EXERCISE OBJECTIVE =
Reply with nothing except the number of lines that contain the word "Ehliyet".

DATASET EXCERPTS =
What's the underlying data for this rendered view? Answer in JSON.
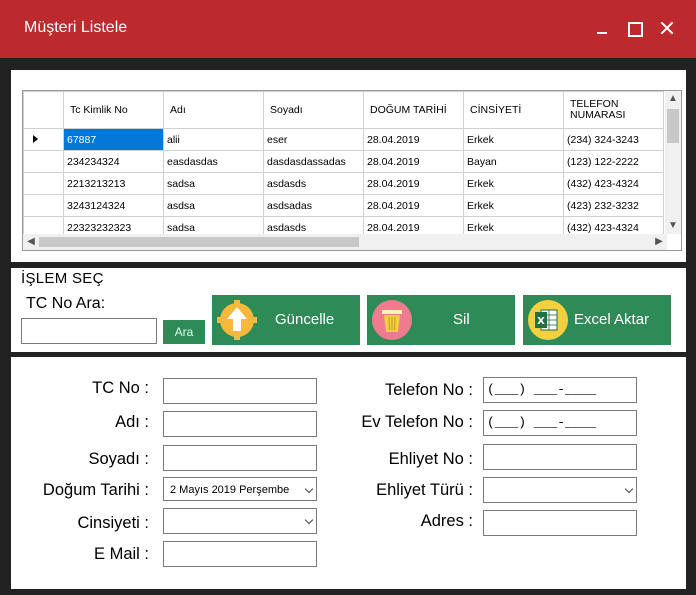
{
  "window": {
    "title": "Müşteri Listele"
  },
  "grid": {
    "columns": [
      "Tc Kimlik No",
      "Adı",
      "Soyadı",
      "DOĞUM TARİHİ",
      "CİNSİYETİ",
      "TELEFON NUMARASI"
    ],
    "rows": [
      [
        "67887",
        "alii",
        "eser",
        "28.04.2019",
        "Erkek",
        "(234) 324-3243"
      ],
      [
        "234234324",
        "easdasdas",
        "dasdasdassadas",
        "28.04.2019",
        "Bayan",
        "(123) 122-2222"
      ],
      [
        "2213213213",
        "sadsa",
        "asdasds",
        "28.04.2019",
        "Erkek",
        "(432) 423-4324"
      ],
      [
        "3243124324",
        "asdsa",
        "asdsadas",
        "28.04.2019",
        "Erkek",
        "(423) 232-3232"
      ],
      [
        "22323232323",
        "sadsa",
        "asdasds",
        "28.04.2019",
        "Erkek",
        "(432) 423-4324"
      ]
    ]
  },
  "ops": {
    "title": "İŞLEM SEÇ",
    "search_label": "TC No Ara:",
    "search_value": "",
    "search_button": "Ara",
    "update_button": "Güncelle",
    "delete_button": "Sil",
    "excel_button": "Excel Aktar"
  },
  "form": {
    "tc_label": "TC No :",
    "name_label": "Adı :",
    "surname_label": "Soyadı :",
    "birth_label": "Doğum Tarihi :",
    "birth_value": "2   Mayıs   2019 Perşembe",
    "gender_label": "Cinsiyeti :",
    "email_label": "E Mail :",
    "phone_label": "Telefon No :",
    "phone_value": "(___) ___-____",
    "home_phone_label": "Ev Telefon No :",
    "home_phone_value": "(___) ___-____",
    "license_label": "Ehliyet No :",
    "license_type_label": "Ehliyet Türü :",
    "address_label": "Adres :"
  },
  "colors": {
    "titlebar": "#bc2a2e",
    "button": "#2e8b57",
    "selection": "#0078d7"
  }
}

OUTPUT OF THE TASK =
2